# Task details
In the records below, find the line containing "Transcribe this image's"; copy exactly that line and all lines after it to the end, and nothing else.

[Stored items]
^^^^

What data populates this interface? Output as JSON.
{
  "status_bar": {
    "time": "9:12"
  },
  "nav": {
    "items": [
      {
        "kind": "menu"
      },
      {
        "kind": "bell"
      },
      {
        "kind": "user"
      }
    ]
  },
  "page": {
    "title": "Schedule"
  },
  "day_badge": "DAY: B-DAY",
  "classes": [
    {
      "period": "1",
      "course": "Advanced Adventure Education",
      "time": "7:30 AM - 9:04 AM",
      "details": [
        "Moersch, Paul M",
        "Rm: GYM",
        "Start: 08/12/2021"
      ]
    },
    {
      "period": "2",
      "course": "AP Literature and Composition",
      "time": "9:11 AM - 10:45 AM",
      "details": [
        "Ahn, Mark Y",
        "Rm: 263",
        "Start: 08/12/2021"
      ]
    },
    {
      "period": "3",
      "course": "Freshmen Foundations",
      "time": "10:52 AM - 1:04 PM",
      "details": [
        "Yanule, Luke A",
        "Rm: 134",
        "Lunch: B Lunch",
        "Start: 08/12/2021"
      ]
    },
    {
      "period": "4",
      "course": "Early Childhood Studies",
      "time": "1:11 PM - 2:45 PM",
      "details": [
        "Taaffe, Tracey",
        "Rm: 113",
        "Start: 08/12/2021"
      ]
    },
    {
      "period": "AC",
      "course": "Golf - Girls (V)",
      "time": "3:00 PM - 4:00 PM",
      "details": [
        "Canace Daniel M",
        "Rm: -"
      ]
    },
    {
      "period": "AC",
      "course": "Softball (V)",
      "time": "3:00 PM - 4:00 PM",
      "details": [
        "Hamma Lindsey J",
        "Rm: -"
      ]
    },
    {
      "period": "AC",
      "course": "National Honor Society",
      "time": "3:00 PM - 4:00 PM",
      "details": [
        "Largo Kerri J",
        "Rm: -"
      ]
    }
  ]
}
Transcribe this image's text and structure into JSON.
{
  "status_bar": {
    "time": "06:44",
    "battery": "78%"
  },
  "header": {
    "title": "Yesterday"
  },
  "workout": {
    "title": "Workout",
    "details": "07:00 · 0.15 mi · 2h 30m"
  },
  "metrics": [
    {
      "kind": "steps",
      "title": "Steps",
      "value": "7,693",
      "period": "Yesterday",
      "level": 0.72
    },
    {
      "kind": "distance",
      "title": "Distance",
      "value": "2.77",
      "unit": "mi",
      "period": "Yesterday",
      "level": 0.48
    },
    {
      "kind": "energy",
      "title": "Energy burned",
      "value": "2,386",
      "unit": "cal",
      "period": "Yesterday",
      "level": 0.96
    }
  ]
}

^^^^

# Exercise answer
Transcribe this image's text and structure into JSON.
{
  "status_bar": {
    "time": "06:44",
    "battery": "78%"
  },
  "header": {
    "title": "Yesterday"
  },
  "workout": {
    "title": "Workout",
    "details": "07:00 · 0.15 mi · 2h 30m"
  },
  "metrics": [
    {
      "kind": "steps",
      "title": "Steps",
      "value": "7,693",
      "period": "Yesterday",
      "level": 0.72
    },
    {
      "kind": "distance",
      "title": "Distance",
      "value": "2.77",
      "unit": "mi",
      "period": "Yesterday",
      "level": 0.48
    },
    {
      "kind": "energy",
      "title": "Energy burned",
      "value": "2,386",
      "unit": "cal",
      "period": "Yesterday",
      "level": 0.96
    }
  ]
}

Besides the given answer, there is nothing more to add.